------ Records to use ------
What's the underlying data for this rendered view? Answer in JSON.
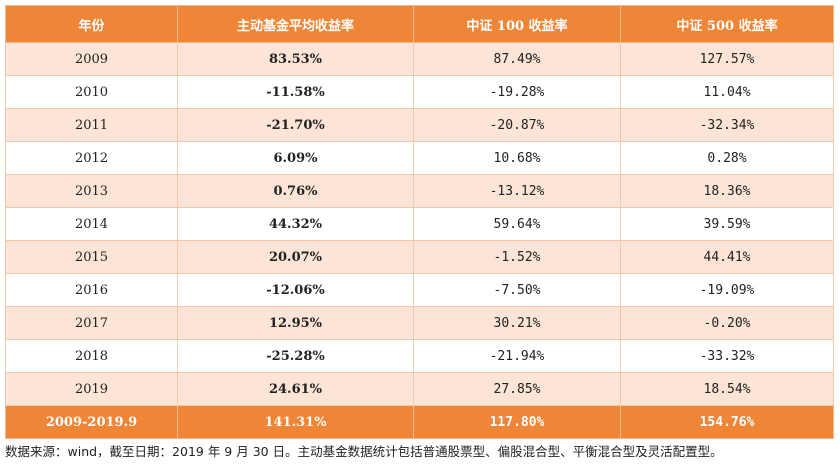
{
  "table": {
    "header": [
      "年份",
      "主动基金平均收益率",
      "中证 100 收益率",
      "中证 500 收益率"
    ],
    "rows": [
      [
        "2009",
        "83.53%",
        "87.49%",
        "127.57%"
      ],
      [
        "2010",
        "-11.58%",
        "-19.28%",
        "11.04%"
      ],
      [
        "2011",
        "-21.70%",
        "-20.87%",
        "-32.34%"
      ],
      [
        "2012",
        "6.09%",
        "10.68%",
        "0.28%"
      ],
      [
        "2013",
        "0.76%",
        "-13.12%",
        "18.36%"
      ],
      [
        "2014",
        "44.32%",
        "59.64%",
        "39.59%"
      ],
      [
        "2015",
        "20.07%",
        "-1.52%",
        "44.41%"
      ],
      [
        "2016",
        "-12.06%",
        "-7.50%",
        "-19.09%"
      ],
      [
        "2017",
        "12.95%",
        "30.21%",
        "-0.20%"
      ],
      [
        "2018",
        "-25.28%",
        "-21.94%",
        "-33.32%"
      ],
      [
        "2019",
        "24.61%",
        "27.85%",
        "18.54%"
      ]
    ],
    "total": [
      "2009-2019.9",
      "141.31%",
      "117.80%",
      "154.76%"
    ]
  },
  "note": "数据来源：wind，截至日期：2019 年 9 月 30 日。主动基金数据统计包括普通股票型、偏股混合型、平衡混合型及灵活配置型。"
}
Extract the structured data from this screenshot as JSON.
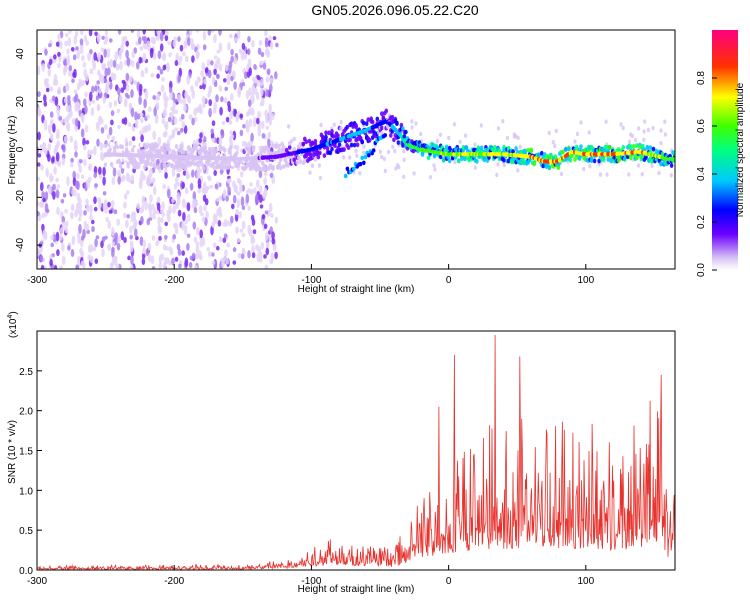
{
  "title": "GN05.2026.096.05.22.C20",
  "chart_data": [
    {
      "type": "heatmap",
      "panel": "top",
      "xlabel": "Height of straight line (km)",
      "ylabel": "Frequency (Hz)",
      "xlim": [
        -300,
        165
      ],
      "ylim": [
        -50,
        50
      ],
      "x_ticks": [
        -300,
        -200,
        -100,
        0,
        100
      ],
      "y_ticks": [
        -40,
        -20,
        0,
        20,
        40
      ],
      "colorbar": {
        "label": "Normalized spectral amplitude",
        "range": [
          0,
          1
        ],
        "ticks": [
          "0.0",
          "0.2",
          "0.4",
          "0.6",
          "0.8"
        ]
      },
      "ridge": {
        "x": [
          -250,
          -200,
          -150,
          -125,
          -100,
          -80,
          -60,
          -45,
          -35,
          -30,
          -20,
          0,
          20,
          40,
          60,
          70,
          80,
          90,
          100,
          120,
          140,
          160
        ],
        "freq": [
          -2,
          -3,
          -4,
          -3,
          0,
          4,
          8,
          12,
          6,
          2,
          0,
          -2,
          -2,
          -2,
          -3,
          -5,
          -5,
          -1,
          -2,
          -2,
          -1,
          -4
        ],
        "amplitude": [
          0.1,
          0.15,
          0.12,
          0.2,
          0.35,
          0.4,
          0.45,
          0.3,
          0.55,
          0.6,
          0.7,
          0.75,
          0.8,
          0.8,
          0.85,
          0.95,
          0.9,
          0.9,
          0.92,
          0.9,
          0.88,
          0.7
        ]
      },
      "branch": {
        "x": [
          -75,
          -65,
          -55,
          -45
        ],
        "freq": [
          -10,
          -6,
          0,
          8
        ]
      }
    },
    {
      "type": "line",
      "panel": "bottom",
      "xlabel": "Height of straight line (km)",
      "ylabel": "SNR (10 * v/v)",
      "scale_label": "(x10",
      "scale_exponent": "4",
      "scale_suffix": ")",
      "xlim": [
        -300,
        165
      ],
      "ylim": [
        0,
        3.0
      ],
      "x_ticks": [
        -300,
        -200,
        -100,
        0,
        100
      ],
      "y_ticks": [
        "0.0",
        "0.5",
        "1.0",
        "1.5",
        "2.0",
        "2.5"
      ],
      "series_color": "#e8322d",
      "envelope": {
        "x": [
          -300,
          -150,
          -120,
          -100,
          -80,
          -60,
          -40,
          -20,
          0,
          20,
          40,
          60,
          80,
          100,
          120,
          140,
          155,
          160,
          165
        ],
        "y": [
          0.03,
          0.04,
          0.08,
          0.2,
          0.25,
          0.18,
          0.15,
          0.6,
          0.8,
          1.0,
          1.05,
          1.15,
          1.1,
          1.05,
          1.0,
          1.1,
          1.5,
          0.5,
          0.9
        ]
      },
      "peaks": [
        {
          "x": 4,
          "y": 2.7
        },
        {
          "x": 34,
          "y": 2.95
        },
        {
          "x": 52,
          "y": 2.68
        },
        {
          "x": -7,
          "y": 2.05
        },
        {
          "x": 155,
          "y": 2.45
        }
      ]
    }
  ]
}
------
Written problem:
Report only the number of lines in the records that include the word "this".

Task answer:
2